[EXTRAIT DU TEXTE]:

.....

Les fondements de leur pensée et de leur vision du monde étant totalement
divergents, les travailleurs lisent dans ces œuvres tout autre chose que la
bourgeoisie. Comme on l'a démontré plus haut, la culture nationale n'est pas
suspendue dans l'air ; elle est l'expression de l'histoire matérielle de la vie
des classes dont l'essor a créé la nation. Ce que nous trouvons exprimé dans
Schiller et dans Goethe ne sont pas des abstractions de l'imagination
esthétique, mais les sentiments et les idéaux de la bourgeoisie dans sa
jeunesse, son aspiration à la liberté et aux droits de l'homme, sa manière
propre d'appréhender le monde et ses problèmes. L'ouvrier conscient d'aujourd'hui
a d'autres sentiments, d'autres idéaux et une autre vision du monde. Lorsqu'il
est question dans sa lecture de l'individualisme de Guillaume Tell ou des
droits des hommes, éternels et imprescriptibles, éthérés, la mentalité qui s'y
exprime n'est pas la sienne, qui doit sa maturité à une compréhension plus
profonde de la société et qui sait que les droits de l'homme ne peuvent être
acquis que par la lutte d'une organisation de masse. Il n'est pas insensible à
la beauté de la littérature ancienne ; c'est précisément son jugement
historique qui lui permet de comprendre les idéaux des générations précédentes
à partir de leur système économique. Il est à même de ressentir la force de
ceux-ci et ainsi d'apprécier la beauté des œuvres dans lesquelles ils ont
trouvé leur plus parfaite expression. Car le beau est ce qui embrasse et
représente le plus parfaitement l'universalité, l'essence et la substance la
plus profonde d'une réalité.
A cela
vient s'ajouter que, en beaucoup de points, les sentiments de l'époque
révolutionnaire bourgeoise suscitent en lui un puissant écho ; mais ce qui
trouve en lui un écho n'en trouve justement pas auprès de la bourgeoisie
moderne. Cela vaut encore davantage en ce qui concerne la littérature radicale
et prolétarienne. De ce qui enthousiasme le prolétaire dans les œuvres de Heine
et de Freiligrath la bourgeoisie ne veut rien savoir. La lecture par les deux
classes de la littérature dont elles disposent en commun est totalement
différente ; leurs idéaux sociaux et politiques sont diamétralement opposés,
leurs visions du monde n'ont rien en commun. Cela est vrai dans une beaucoup
plus large mesure encore en ce qui concerne l'histoire. Ce que dans l'histoire
la bourgeoisie considère comme les souvenirs les plus sublimes de la nation ne
suscite dans le prolétariat conscient que haine, aversion ou indifférence. Rien
n'indique ici la possession d'une culture commune. Seules les sciences
physiques et naturelles sont admirées et honorées par les deux classes. Leur
contenu est identique pour toutes deux. Mais combien différente de l'attitude
des classes bourgeoisies est celle du travailleur qui a reconnu en elles le
fondement de sa domination absolue de la nature comme de son sort dans la
société socialiste à venir. Pour le travailleur, cette vision de la nature,
cette conception de l'histoire, ce sentiment de la littérature ne sont pas des
éléments d'une culture nationale à laquelle il participe, mais sont des
éléments de sa culture socialiste.

.....

[MATÉRIEL FOURNI]:
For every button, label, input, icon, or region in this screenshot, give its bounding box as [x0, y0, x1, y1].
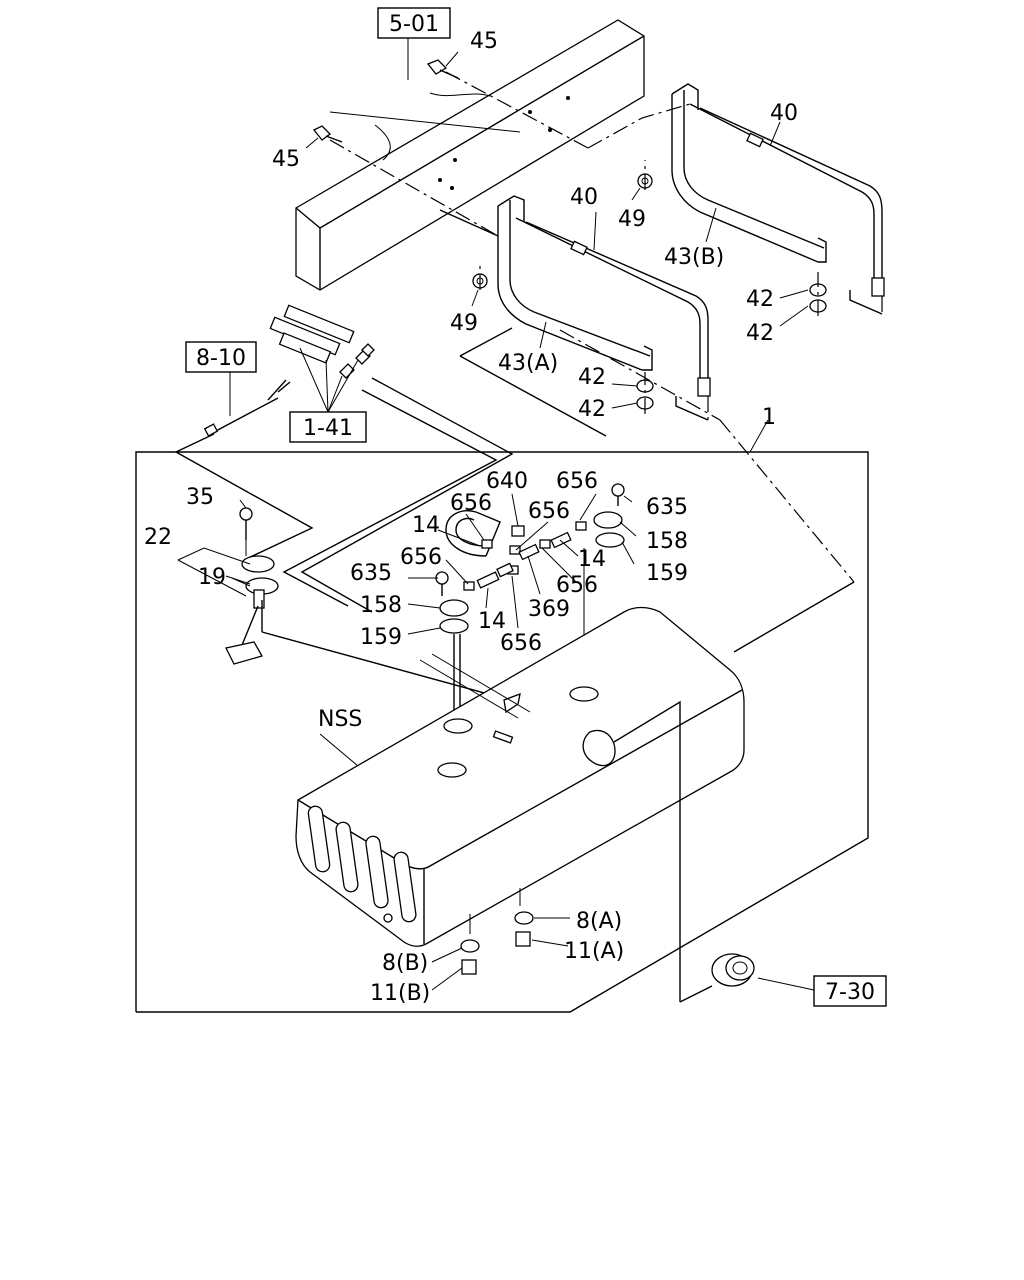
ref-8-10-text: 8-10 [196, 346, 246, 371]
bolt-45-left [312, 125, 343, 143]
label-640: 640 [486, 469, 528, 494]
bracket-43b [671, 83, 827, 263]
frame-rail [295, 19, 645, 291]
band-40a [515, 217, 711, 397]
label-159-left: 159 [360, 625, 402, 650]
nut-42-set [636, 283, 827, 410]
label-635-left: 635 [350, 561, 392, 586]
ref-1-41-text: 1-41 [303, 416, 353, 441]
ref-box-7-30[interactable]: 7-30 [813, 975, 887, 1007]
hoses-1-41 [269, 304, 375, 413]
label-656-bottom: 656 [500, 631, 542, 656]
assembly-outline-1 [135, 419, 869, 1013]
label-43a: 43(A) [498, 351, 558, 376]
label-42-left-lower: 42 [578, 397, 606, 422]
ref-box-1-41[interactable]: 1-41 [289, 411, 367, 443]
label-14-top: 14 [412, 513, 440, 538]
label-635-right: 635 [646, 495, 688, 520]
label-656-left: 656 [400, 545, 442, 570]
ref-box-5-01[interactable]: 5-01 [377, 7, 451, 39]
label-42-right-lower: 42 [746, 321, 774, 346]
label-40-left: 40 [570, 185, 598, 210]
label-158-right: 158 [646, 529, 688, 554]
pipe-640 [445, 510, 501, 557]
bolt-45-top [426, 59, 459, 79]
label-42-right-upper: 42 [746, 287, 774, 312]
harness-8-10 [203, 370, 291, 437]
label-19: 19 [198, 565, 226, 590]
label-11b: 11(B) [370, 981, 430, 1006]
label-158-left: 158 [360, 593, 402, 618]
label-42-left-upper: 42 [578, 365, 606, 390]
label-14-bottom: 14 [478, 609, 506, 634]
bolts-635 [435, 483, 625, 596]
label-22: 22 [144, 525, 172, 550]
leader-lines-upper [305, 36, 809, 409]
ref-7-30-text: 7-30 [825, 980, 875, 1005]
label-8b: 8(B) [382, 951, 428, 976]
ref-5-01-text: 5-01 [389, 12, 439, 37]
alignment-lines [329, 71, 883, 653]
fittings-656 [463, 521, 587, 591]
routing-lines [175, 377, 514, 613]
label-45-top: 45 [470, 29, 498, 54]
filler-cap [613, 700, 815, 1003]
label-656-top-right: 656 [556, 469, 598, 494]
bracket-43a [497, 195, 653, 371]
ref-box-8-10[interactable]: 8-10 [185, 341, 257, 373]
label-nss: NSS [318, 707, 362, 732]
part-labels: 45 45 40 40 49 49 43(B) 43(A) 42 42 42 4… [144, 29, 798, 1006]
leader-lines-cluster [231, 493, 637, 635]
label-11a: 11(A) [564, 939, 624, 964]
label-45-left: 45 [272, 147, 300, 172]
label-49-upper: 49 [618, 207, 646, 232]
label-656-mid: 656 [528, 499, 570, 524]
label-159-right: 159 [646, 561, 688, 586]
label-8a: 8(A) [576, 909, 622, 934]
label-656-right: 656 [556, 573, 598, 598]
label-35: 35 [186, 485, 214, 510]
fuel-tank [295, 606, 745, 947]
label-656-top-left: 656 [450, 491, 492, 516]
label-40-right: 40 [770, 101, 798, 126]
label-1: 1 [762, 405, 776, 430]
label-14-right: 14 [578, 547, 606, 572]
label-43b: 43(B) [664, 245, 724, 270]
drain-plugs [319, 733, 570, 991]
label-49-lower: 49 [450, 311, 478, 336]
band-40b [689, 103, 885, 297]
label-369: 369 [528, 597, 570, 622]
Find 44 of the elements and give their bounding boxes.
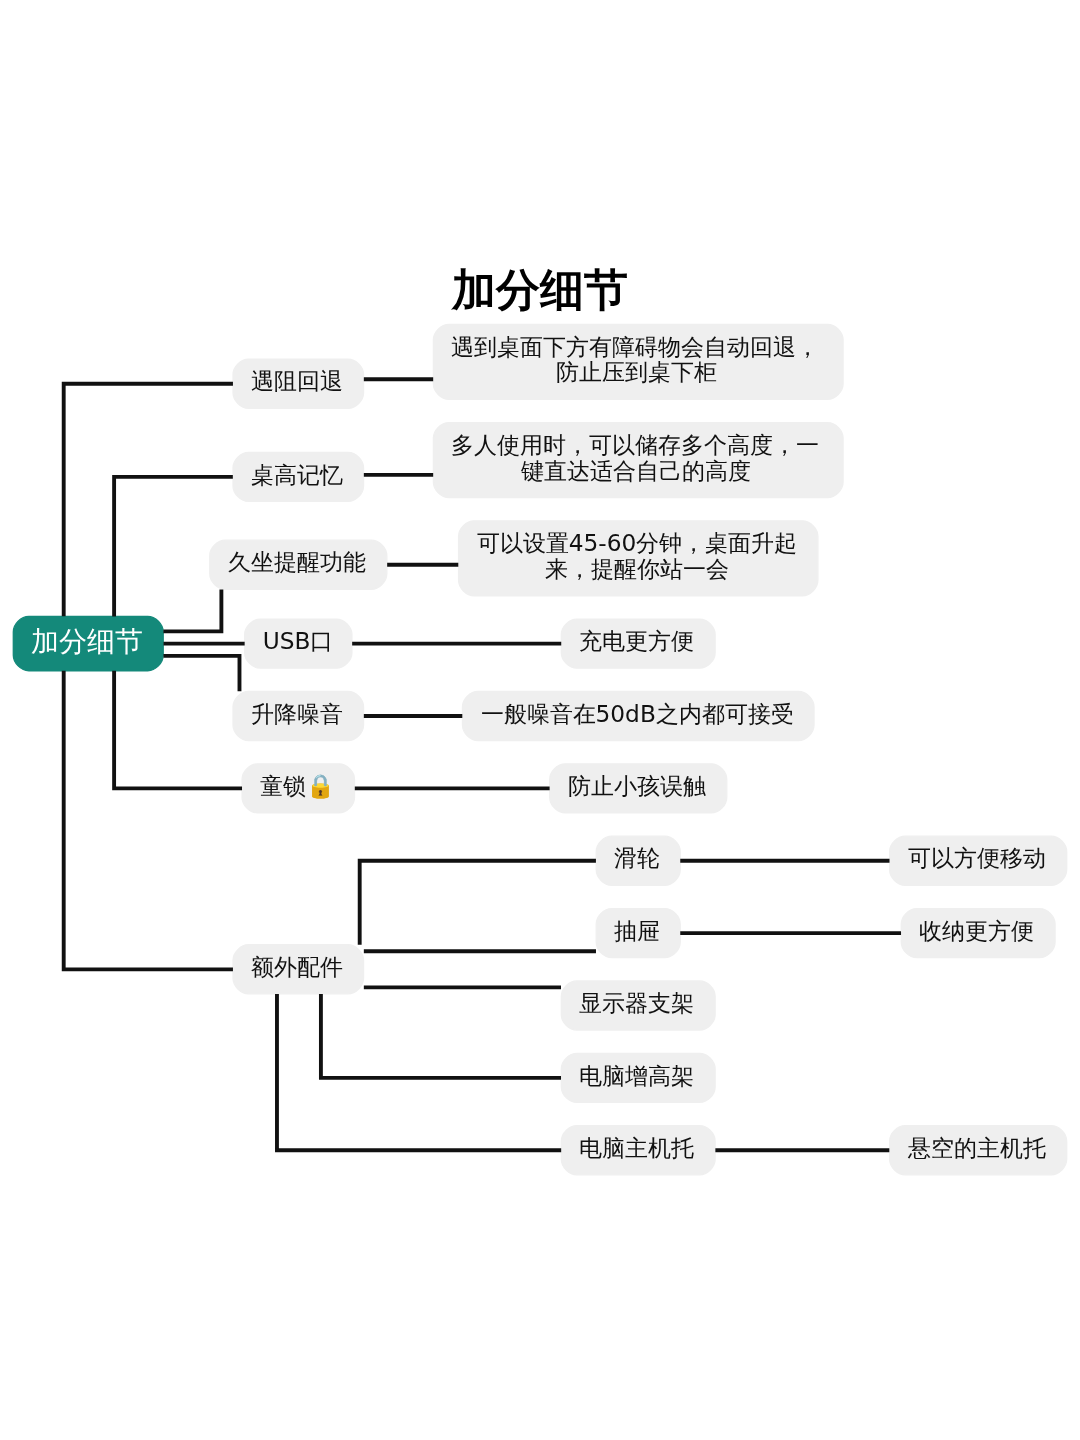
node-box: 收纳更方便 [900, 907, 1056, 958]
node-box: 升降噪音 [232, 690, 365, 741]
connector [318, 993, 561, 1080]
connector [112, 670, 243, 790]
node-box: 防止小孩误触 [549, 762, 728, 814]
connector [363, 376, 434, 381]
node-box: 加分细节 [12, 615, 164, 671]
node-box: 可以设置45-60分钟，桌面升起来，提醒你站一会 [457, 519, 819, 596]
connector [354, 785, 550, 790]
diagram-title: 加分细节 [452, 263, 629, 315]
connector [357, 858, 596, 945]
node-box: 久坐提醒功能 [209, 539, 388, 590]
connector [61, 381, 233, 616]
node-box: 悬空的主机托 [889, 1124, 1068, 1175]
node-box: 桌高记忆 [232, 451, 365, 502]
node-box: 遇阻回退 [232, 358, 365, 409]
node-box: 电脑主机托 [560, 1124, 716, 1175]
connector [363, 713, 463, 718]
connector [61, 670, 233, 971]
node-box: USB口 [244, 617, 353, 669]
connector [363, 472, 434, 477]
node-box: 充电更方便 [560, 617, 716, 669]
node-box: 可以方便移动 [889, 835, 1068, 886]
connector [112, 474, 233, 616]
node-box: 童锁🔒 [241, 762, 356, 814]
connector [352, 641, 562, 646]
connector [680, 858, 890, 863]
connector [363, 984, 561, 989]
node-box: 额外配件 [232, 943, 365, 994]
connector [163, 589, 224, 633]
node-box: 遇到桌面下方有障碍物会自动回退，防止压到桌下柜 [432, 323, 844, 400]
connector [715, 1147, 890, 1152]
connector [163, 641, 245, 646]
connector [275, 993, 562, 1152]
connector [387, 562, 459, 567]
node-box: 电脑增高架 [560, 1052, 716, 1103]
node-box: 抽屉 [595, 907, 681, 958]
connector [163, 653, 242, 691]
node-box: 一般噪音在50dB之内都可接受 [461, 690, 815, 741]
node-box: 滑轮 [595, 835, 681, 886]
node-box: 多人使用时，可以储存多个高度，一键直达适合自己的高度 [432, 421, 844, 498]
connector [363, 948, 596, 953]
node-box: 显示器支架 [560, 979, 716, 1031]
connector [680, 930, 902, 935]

.....

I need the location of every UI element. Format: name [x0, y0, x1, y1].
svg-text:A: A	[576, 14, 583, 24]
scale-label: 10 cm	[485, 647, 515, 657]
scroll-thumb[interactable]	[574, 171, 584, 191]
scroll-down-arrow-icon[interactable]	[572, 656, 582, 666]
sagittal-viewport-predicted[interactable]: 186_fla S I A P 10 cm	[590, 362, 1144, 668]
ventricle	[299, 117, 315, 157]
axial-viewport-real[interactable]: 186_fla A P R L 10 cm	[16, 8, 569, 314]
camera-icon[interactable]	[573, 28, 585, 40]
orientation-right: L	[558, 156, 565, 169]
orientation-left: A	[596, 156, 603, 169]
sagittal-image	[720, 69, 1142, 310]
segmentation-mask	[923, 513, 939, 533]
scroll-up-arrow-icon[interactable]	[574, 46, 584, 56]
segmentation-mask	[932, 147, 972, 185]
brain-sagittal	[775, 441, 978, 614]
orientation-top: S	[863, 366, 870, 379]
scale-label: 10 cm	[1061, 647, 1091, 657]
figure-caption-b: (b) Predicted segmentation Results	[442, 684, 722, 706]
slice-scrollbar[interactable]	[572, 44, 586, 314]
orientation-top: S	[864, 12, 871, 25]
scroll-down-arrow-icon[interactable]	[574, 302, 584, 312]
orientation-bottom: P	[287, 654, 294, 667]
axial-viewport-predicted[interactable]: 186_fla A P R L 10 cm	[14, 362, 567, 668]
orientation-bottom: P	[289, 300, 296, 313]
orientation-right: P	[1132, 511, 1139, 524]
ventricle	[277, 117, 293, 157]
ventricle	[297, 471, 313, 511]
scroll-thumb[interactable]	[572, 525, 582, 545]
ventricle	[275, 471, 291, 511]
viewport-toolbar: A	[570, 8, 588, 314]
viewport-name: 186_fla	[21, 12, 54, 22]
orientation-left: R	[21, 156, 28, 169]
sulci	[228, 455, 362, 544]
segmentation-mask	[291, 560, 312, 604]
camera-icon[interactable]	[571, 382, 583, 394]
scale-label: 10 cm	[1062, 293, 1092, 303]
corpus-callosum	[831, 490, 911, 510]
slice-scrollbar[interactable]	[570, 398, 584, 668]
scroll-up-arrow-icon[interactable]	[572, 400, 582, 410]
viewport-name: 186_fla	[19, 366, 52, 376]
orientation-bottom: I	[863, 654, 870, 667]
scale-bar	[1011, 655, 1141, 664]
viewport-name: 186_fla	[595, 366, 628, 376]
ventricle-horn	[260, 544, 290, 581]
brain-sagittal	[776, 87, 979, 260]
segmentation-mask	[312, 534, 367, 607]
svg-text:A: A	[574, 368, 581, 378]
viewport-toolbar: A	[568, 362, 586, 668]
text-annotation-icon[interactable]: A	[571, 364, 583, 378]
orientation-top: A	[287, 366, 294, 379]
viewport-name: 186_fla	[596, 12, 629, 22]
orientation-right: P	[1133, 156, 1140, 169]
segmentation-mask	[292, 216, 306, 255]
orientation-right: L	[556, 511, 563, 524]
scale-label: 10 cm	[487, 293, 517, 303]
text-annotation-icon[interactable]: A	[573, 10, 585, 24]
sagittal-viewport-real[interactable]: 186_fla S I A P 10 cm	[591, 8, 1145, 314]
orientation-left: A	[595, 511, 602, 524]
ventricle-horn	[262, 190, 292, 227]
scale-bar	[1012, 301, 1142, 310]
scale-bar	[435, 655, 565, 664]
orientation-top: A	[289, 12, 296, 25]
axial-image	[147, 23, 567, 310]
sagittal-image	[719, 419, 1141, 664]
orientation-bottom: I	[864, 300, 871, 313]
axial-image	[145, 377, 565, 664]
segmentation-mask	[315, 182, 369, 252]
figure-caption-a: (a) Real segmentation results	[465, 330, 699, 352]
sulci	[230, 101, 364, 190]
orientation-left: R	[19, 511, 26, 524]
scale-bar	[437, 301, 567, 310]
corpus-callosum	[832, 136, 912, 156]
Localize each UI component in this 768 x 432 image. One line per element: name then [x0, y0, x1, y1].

.....

[TÂCHES À RÉALISER]:
(1) D'après l'extrait sur la culture nationale, quelles sont les seules sciences admirées et honorées à la fois par la bourgeoisie et par les travailleurs ?
(2) Poursuivez l'extrait sur la culture nationale à partir de sa dernière phrase.

[RÉPONSES FOURNIES]:
(1) Les sciences physiques et naturelles.

(2)
Le
contenu intellectuel le plus essentiel, les pensées déterminantes, la véritable
culture des social-démocrates allemands ne plongent pas leurs racines dans
Schiller et dans Goethe, mais dans Marx et dans Engels. Et cette culture, issue
d'une compréhension socialiste lucide de l'histoire et de l'avenir de la
société, de l'idéal socialiste d'une humanité libre et sans classe, ainsi que
de l'éthique communautaire prolétarienne, et qui par-là s'oppose dans tous ses
traits caractéristiques à la culture bourgeoise, est internationale. Quand bien
même elle diffère d'un peuple à l'autre par des nuances - tout comme la manière
de voir des prolétaires varie selon leurs conditions d'existence et la forme de
l'économie, quand bien même elle est, surtout là où la lutte des classes est
peu développée, fortement influencée par les antécédents historiques propres à
la nation, le contenu essentiel de cette culture est partout le même. Sa forme,
la langue dans laquelle elle s'exprime, est différente, mais toutes les autres
différences, même nationales, sont de plus en plus réduites par le
développement de la lutte des classes et la croissance du socialisme. En
revanche, la séparation entre la culture de la bourgeoisie et celle du
prolétariat s'accroît sans cesse.
Il est
donc inexact de dire que le prolétariat lutte pour la propriété des biens
culturels nationaux qu'il produit par son travail. Il ne lutte pas pour
s'approprier les biens culturels de la bourgeoisie, il lutte pour le contrôle
de la production et pour établir sur cette base sa propre culture socialiste. Ce
que nous appelons les effets culturels de la lutte des classes, l'acquisition
par le travailleur d'une conscience de soi, du savoir et du désir de
s'instruire, d'exigences intellectuelles élevées, n'a rien à voir avec une
culture nationale bourgeoise, mais représente la croissance de la culture
socialiste. Cette culture est un produit de la lutte qui est une lutte contre
l'ensemble du monde bourgeois. Et tout comme nous voyons se développer dans le
prolétariat l'humanité nouvelle, fière et sûre de sa victoire, dégagée de
l'infâme esclavage du passé, faite de combattants vaillants, capables de
pénétrer sans préjugés et de comprendre entièrement la marche du monde, unis
par la plus étroite des solidarités en une étroite unité, éclôt dès à présent
dans ce prolétariat l'esprit de l'humanité nouvelle, la culture socialiste,
faible au début, trouble et mêlée de traditions bourgeoises, mais toujours plus
claire ensuite, toujours plus pure, plus belle, plus riche.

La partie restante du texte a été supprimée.